PROBLEM TO SOLVE -> The data below is to be returned in full and exactly.

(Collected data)
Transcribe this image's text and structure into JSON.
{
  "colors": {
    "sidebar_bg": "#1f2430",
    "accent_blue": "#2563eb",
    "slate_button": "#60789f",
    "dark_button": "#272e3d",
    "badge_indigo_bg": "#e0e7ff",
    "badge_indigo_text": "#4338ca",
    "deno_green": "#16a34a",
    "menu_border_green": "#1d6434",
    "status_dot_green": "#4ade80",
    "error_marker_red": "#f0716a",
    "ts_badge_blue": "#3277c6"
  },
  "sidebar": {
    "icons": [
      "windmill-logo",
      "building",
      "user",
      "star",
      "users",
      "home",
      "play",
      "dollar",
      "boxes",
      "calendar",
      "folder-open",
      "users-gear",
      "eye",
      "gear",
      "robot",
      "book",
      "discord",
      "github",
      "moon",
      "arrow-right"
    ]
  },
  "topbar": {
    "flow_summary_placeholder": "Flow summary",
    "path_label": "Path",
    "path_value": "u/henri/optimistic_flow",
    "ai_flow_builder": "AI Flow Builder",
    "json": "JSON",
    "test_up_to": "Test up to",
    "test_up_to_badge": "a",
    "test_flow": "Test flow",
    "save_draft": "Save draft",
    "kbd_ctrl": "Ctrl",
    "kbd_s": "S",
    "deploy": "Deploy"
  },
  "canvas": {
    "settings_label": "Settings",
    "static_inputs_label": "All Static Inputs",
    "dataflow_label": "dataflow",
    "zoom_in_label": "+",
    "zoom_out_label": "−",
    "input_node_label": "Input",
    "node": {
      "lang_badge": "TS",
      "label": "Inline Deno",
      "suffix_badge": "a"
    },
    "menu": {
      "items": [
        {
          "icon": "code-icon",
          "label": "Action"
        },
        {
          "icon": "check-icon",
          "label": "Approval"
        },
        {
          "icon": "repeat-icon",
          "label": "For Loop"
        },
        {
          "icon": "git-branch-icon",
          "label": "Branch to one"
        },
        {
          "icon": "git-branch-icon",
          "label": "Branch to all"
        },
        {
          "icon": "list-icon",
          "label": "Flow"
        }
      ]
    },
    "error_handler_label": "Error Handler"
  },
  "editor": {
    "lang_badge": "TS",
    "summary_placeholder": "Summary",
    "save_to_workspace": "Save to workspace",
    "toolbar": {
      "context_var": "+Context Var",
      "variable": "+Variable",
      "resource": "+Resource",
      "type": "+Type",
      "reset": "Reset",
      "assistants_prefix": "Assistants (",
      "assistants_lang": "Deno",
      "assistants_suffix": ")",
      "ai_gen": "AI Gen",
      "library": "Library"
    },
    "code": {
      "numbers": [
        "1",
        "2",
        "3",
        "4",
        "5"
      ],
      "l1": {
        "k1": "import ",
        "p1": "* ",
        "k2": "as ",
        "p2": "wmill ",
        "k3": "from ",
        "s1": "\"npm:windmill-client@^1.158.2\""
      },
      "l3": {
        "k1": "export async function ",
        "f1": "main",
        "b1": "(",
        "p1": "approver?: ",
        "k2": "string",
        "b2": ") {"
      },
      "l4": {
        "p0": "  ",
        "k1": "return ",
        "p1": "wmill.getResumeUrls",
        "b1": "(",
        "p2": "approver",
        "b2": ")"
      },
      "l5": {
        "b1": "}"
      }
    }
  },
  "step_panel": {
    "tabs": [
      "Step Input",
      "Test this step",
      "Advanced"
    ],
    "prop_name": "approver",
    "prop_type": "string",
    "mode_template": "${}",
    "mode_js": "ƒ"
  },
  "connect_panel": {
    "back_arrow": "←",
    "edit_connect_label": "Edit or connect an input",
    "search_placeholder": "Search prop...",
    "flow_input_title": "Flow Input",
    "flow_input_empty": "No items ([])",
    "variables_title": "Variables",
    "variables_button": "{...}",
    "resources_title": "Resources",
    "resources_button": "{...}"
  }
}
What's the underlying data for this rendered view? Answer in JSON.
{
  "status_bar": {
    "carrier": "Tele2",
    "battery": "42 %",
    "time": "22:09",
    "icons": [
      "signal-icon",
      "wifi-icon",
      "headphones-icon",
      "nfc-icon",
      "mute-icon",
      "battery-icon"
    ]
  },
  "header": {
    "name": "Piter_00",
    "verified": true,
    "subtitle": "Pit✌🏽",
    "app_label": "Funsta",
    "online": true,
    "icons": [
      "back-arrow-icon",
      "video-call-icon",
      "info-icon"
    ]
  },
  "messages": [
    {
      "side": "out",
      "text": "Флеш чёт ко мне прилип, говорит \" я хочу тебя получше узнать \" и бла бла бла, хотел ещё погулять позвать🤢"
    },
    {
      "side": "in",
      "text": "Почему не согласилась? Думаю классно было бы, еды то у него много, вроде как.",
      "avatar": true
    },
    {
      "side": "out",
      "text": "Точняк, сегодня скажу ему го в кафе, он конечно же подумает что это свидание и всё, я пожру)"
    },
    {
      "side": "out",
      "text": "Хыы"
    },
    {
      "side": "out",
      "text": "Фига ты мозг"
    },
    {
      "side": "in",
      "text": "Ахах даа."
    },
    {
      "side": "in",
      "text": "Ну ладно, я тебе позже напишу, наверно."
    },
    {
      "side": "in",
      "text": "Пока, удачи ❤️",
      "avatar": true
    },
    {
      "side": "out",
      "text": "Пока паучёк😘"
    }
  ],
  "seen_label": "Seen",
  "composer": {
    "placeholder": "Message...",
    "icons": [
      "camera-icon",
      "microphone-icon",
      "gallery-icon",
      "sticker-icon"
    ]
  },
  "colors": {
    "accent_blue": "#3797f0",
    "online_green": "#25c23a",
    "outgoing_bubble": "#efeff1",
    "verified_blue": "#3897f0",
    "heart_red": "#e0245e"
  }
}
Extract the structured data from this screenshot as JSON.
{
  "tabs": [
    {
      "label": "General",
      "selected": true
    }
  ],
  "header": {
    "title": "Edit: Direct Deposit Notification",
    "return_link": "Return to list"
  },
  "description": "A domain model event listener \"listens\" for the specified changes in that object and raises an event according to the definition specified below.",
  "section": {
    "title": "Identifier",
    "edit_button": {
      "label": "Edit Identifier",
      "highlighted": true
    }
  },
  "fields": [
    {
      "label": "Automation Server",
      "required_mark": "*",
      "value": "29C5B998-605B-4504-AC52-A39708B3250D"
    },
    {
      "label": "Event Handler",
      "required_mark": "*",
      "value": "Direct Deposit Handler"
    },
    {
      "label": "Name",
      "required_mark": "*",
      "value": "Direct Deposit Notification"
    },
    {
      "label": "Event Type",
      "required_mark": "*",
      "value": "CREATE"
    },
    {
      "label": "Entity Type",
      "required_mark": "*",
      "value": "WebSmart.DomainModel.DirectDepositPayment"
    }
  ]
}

FULL RESPONSE ->
Transcribe this image's text and structure into JSON.
{
  "colors": {
    "sidebar_bg": "#1f2430",
    "accent_blue": "#2563eb",
    "slate_button": "#60789f",
    "dark_button": "#272e3d",
    "badge_indigo_bg": "#e0e7ff",
    "badge_indigo_text": "#4338ca",
    "deno_green": "#16a34a",
    "menu_border_green": "#1d6434",
    "status_dot_green": "#4ade80",
    "error_marker_red": "#f0716a",
    "ts_badge_blue": "#3277c6"
  },
  "sidebar": {
    "icons": [
      "windmill-logo",
      "building",
      "user",
      "star",
      "users",
      "home",
      "play",
      "dollar",
      "boxes",
      "calendar",
      "folder-open",
      "users-gear",
      "eye",
      "gear",
      "robot",
      "book",
      "discord",
      "github",
      "moon",
      "arrow-right"
    ]
  },
  "topbar": {
    "flow_summary_placeholder": "Flow summary",
    "path_label": "Path",
    "path_value": "u/henri/optimistic_flow",
    "ai_flow_builder": "AI Flow Builder",
    "json": "JSON",
    "test_up_to": "Test up to",
    "test_up_to_badge": "a",
    "test_flow": "Test flow",
    "save_draft": "Save draft",
    "kbd_ctrl": "Ctrl",
    "kbd_s": "S",
    "deploy": "Deploy"
  },
  "canvas": {
    "settings_label": "Settings",
    "static_inputs_label": "All Static Inputs",
    "dataflow_label": "dataflow",
    "zoom_in_label": "+",
    "zoom_out_label": "−",
    "input_node_label": "Input",
    "node": {
      "lang_badge": "TS",
      "label": "Inline Deno",
      "suffix_badge": "a"
    },
    "menu": {
      "items": [
        {
          "icon": "code-icon",
          "label": "Action"
        },
        {
          "icon": "check-icon",
          "label": "Approval"
        },
        {
          "icon": "repeat-icon",
          "label": "For Loop"
        },
        {
          "icon": "git-branch-icon",
          "label": "Branch to one"
        },
        {
          "icon": "git-branch-icon",
          "label": "Branch to all"
        },
        {
          "icon": "list-icon",
          "label": "Flow"
        }
      ]
    },
    "error_handler_label": "Error Handler"
  },
  "editor": {
    "lang_badge": "TS",
    "summary_placeholder": "Summary",
    "save_to_workspace": "Save to workspace",
    "toolbar": {
      "context_var": "+Context Var",
      "variable": "+Variable",
      "resource": "+Resource",
      "type": "+Type",
      "reset": "Reset",
      "assistants_prefix": "Assistants (",
      "assistants_lang": "Deno",
      "assistants_suffix": ")",
      "ai_gen": "AI Gen",
      "library": "Library"
    },
    "code": {
      "numbers": [
        "1",
        "2",
        "3",
        "4",
        "5"
      ],
      "l1": {
        "k1": "import ",
        "p1": "* ",
        "k2": "as ",
        "p2": "wmill ",
        "k3": "from ",
        "s1": "\"npm:windmill-client@^1.158.2\""
      },
      "l3": {
        "k1": "export async function ",
        "f1": "main",
        "b1": "(",
        "p1": "approver?: ",
        "k2": "string",
        "b2": ") {"
      },
      "l4": {
        "p0": "  ",
        "k1": "return ",
        "p1": "wmill.getResumeUrls",
        "b1": "(",
        "p2": "approver",
        "b2": ")"
      },
      "l5": {
        "b1": "}"
      }
    }
  },
  "step_panel": {
    "tabs": [
      "Step Input",
      "Test this step",
      "Advanced"
    ],
    "prop_name": "approver",
    "prop_type": "string",
    "mode_template": "${}",
    "mode_js": "ƒ"
  },
  "connect_panel": {
    "back_arrow": "←",
    "edit_connect_label": "Edit or connect an input",
    "search_placeholder": "Search prop...",
    "flow_input_title": "Flow Input",
    "flow_input_empty": "No items ([])",
    "variables_title": "Variables",
    "variables_button": "{...}",
    "resources_title": "Resources",
    "resources_button": "{...}"
  }
}
What's the underlying data for this rendered view? Answer in JSON.
{
  "status_bar": {
    "carrier": "Tele2",
    "battery": "42 %",
    "time": "22:09",
    "icons": [
      "signal-icon",
      "wifi-icon",
      "headphones-icon",
      "nfc-icon",
      "mute-icon",
      "battery-icon"
    ]
  },
  "header": {
    "name": "Piter_00",
    "verified": true,
    "subtitle": "Pit✌🏽",
    "app_label": "Funsta",
    "online": true,
    "icons": [
      "back-arrow-icon",
      "video-call-icon",
      "info-icon"
    ]
  },
  "messages": [
    {
      "side": "out",
      "text": "Флеш чёт ко мне прилип, говорит \" я хочу тебя получше узнать \" и бла бла бла, хотел ещё погулять позвать🤢"
    },
    {
      "side": "in",
      "text": "Почему не согласилась? Думаю классно было бы, еды то у него много, вроде как.",
      "avatar": true
    },
    {
      "side": "out",
      "text": "Точняк, сегодня скажу ему го в кафе, он конечно же подумает что это свидание и всё, я пожру)"
    },
    {
      "side": "out",
      "text": "Хыы"
    },
    {
      "side": "out",
      "text": "Фига ты мозг"
    },
    {
      "side": "in",
      "text": "Ахах даа."
    },
    {
      "side": "in",
      "text": "Ну ладно, я тебе позже напишу, наверно."
    },
    {
      "side": "in",
      "text": "Пока, удачи ❤️",
      "avatar": true
    },
    {
      "side": "out",
      "text": "Пока паучёк😘"
    }
  ],
  "seen_label": "Seen",
  "composer": {
    "placeholder": "Message...",
    "icons": [
      "camera-icon",
      "microphone-icon",
      "gallery-icon",
      "sticker-icon"
    ]
  },
  "colors": {
    "accent_blue": "#3797f0",
    "online_green": "#25c23a",
    "outgoing_bubble": "#efeff1",
    "verified_blue": "#3897f0",
    "heart_red": "#e0245e"
  }
}
Extract the structured data from this screenshot as JSON.
{
  "tabs": [
    {
      "label": "General",
      "selected": true
    }
  ],
  "header": {
    "title": "Edit: Direct Deposit Notification",
    "return_link": "Return to list"
  },
  "description": "A domain model event listener \"listens\" for the specified changes in that object and raises an event according to the definition specified below.",
  "section": {
    "title": "Identifier",
    "edit_button": {
      "label": "Edit Identifier",
      "highlighted": true
    }
  },
  "fields": [
    {
      "label": "Automation Server",
      "required_mark": "*",
      "value": "29C5B998-605B-4504-AC52-A39708B3250D"
    },
    {
      "label": "Event Handler",
      "required_mark": "*",
      "value": "Direct Deposit Handler"
    },
    {
      "label": "Name",
      "required_mark": "*",
      "value": "Direct Deposit Notification"
    },
    {
      "label": "Event Type",
      "required_mark": "*",
      "value": "CREATE"
    },
    {
      "label": "Entity Type",
      "required_mark": "*",
      "value": "WebSmart.DomainModel.DirectDepositPayment"
    }
  ]
}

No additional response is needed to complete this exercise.